• **Exercise prompt**: Keep only the lines that hold the string "high", filtering out the rest of the entries below.

• **Material provided**:

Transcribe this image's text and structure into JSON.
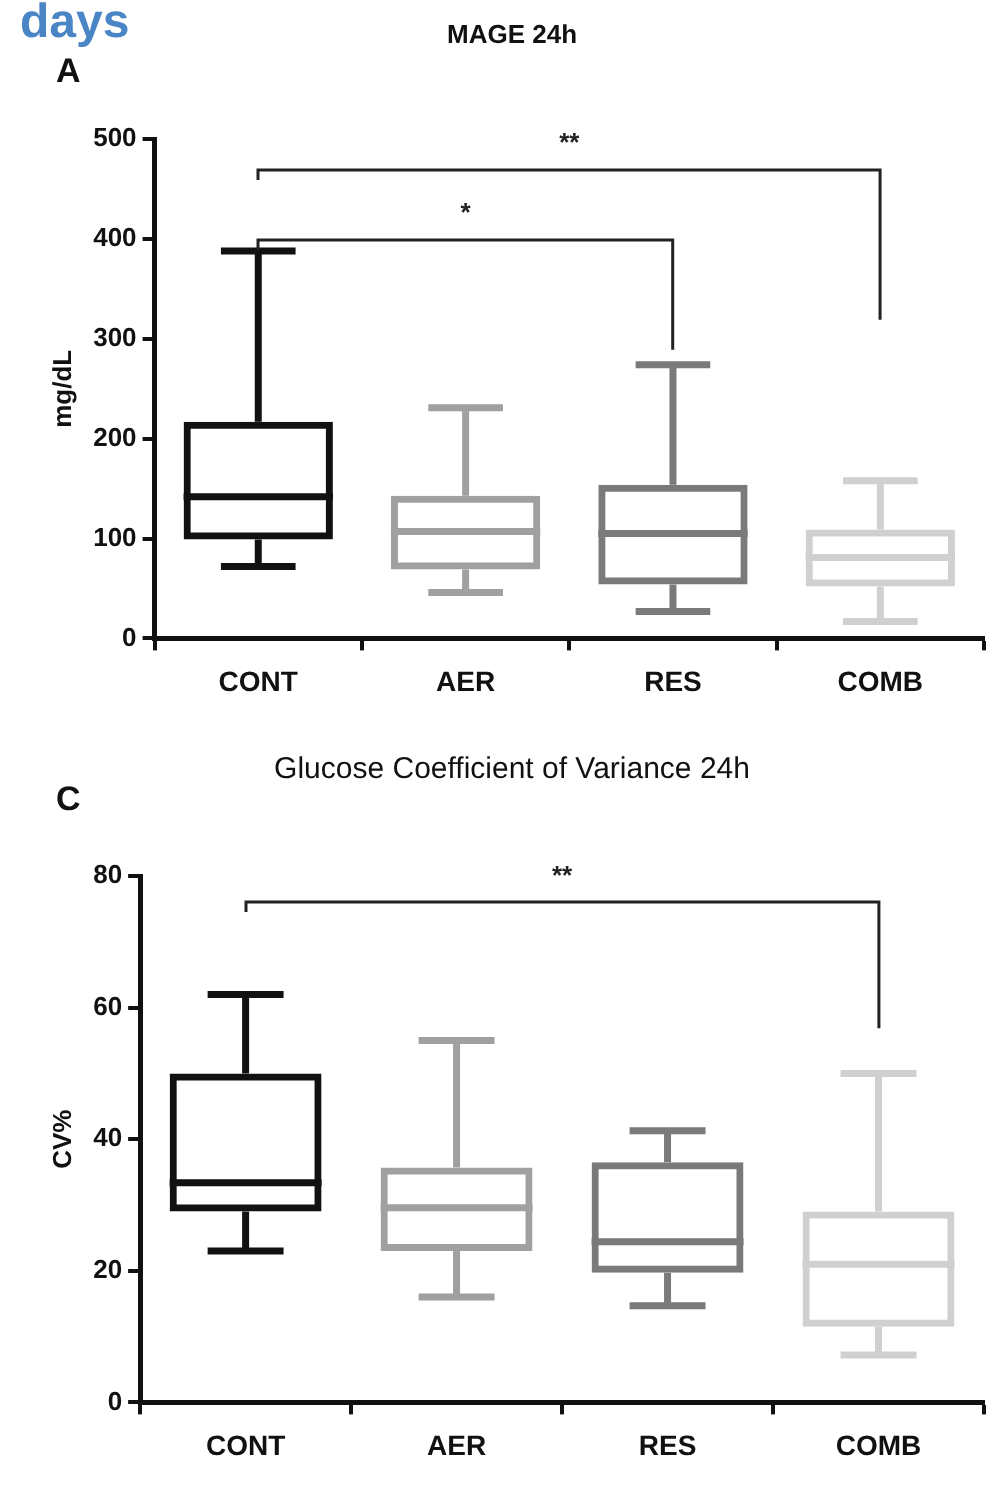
{
  "chart_data": [
    {
      "type": "box",
      "title": "MAGE 24h",
      "ylabel": "mg/dL",
      "categories": [
        "CONT",
        "AER",
        "RES",
        "COMB"
      ],
      "colors": [
        "#111111",
        "#a0a0a0",
        "#7a7a7a",
        "#d0d0d0"
      ],
      "boxes": [
        {
          "low": 72,
          "q1": 99,
          "median": 142,
          "q3": 217,
          "high": 388
        },
        {
          "low": 46,
          "q1": 69,
          "median": 107,
          "q3": 143,
          "high": 231
        },
        {
          "low": 27,
          "q1": 54,
          "median": 105,
          "q3": 154,
          "high": 274
        },
        {
          "low": 17,
          "q1": 52,
          "median": 81,
          "q3": 109,
          "high": 158
        }
      ],
      "ylim": [
        0,
        500
      ],
      "yticks": [
        0,
        100,
        200,
        300,
        400,
        500
      ],
      "grid": false,
      "legend": false,
      "annotations": [
        "days",
        "A",
        "*",
        "**"
      ]
    },
    {
      "type": "box",
      "title": "Glucose Coefficient of Variance 24h",
      "ylabel": "CV%",
      "categories": [
        "CONT",
        "AER",
        "RES",
        "COMB"
      ],
      "colors": [
        "#111111",
        "#a0a0a0",
        "#7a7a7a",
        "#d0d0d0"
      ],
      "boxes": [
        {
          "low": 23,
          "q1": 29,
          "median": 33.4,
          "q3": 50,
          "high": 62
        },
        {
          "low": 16,
          "q1": 23,
          "median": 29.6,
          "q3": 35.7,
          "high": 55
        },
        {
          "low": 14.7,
          "q1": 19.7,
          "median": 24.4,
          "q3": 36.5,
          "high": 41.3
        },
        {
          "low": 7.2,
          "q1": 11.5,
          "median": 21,
          "q3": 29,
          "high": 50
        }
      ],
      "ylim": [
        0,
        80
      ],
      "yticks": [
        0,
        20,
        40,
        60,
        80
      ],
      "grid": false,
      "legend": false,
      "annotations": [
        "C",
        "**"
      ]
    }
  ]
}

• **Exercise result**:
          "high": 388
          "high": 231
          "high": 274
          "high": 158
          "high": 62
          "high": 55
          "high": 41.3
          "high": 50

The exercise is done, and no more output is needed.